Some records
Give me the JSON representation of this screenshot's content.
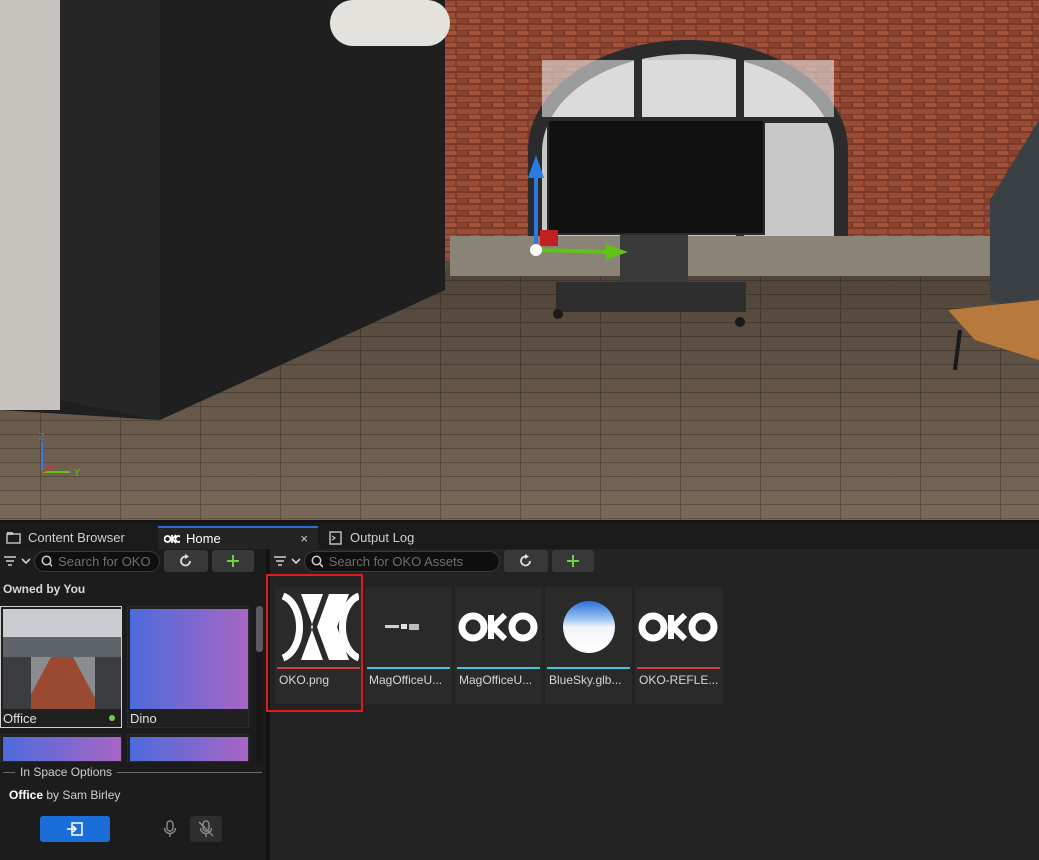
{
  "tabs": [
    {
      "label": "Content Browser",
      "icon": "folder-icon"
    },
    {
      "label": "Home",
      "icon": "oko-logo-icon",
      "close": "×"
    },
    {
      "label": "Output Log",
      "icon": "output-log-icon"
    }
  ],
  "left": {
    "search_placeholder": "Search for OKO",
    "section_title": "Owned by You",
    "spaces": [
      {
        "name": "Office",
        "online": true
      },
      {
        "name": "Dino",
        "online": false
      },
      {
        "name": "",
        "online": false
      },
      {
        "name": "",
        "online": false
      }
    ],
    "in_space_label": "In Space Options",
    "current_space": "Office",
    "by_text": "by Sam Birley"
  },
  "right": {
    "search_placeholder": "Search for OKO Assets",
    "assets": [
      {
        "name": "OKO.png",
        "bar_color": "#c94040"
      },
      {
        "name": "MagOfficeU...",
        "bar_color": "#38c8e0"
      },
      {
        "name": "MagOfficeU...",
        "bar_color": "#38c8e0"
      },
      {
        "name": "BlueSky.glb...",
        "bar_color": "#38c8e0"
      },
      {
        "name": "OKO-REFLE...",
        "bar_color": "#c94040"
      }
    ]
  },
  "viewport": {
    "axis_z": "Z",
    "axis_y": "Y"
  },
  "colors": {
    "accent": "#1b6ed8",
    "highlight": "#e01b1b",
    "add_green": "#6fd23c"
  }
}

### Task goal
Copy out every line from the material above in which the word "name" appears.

### Correct answer
        "name": "Office",
        "name": "Dino",
        "name": "",
        "name": "",
        "name": "OKO.png",
        "name": "MagOfficeU...",
        "name": "MagOfficeU...",
        "name": "BlueSky.glb...",
        "name": "OKO-REFLE...",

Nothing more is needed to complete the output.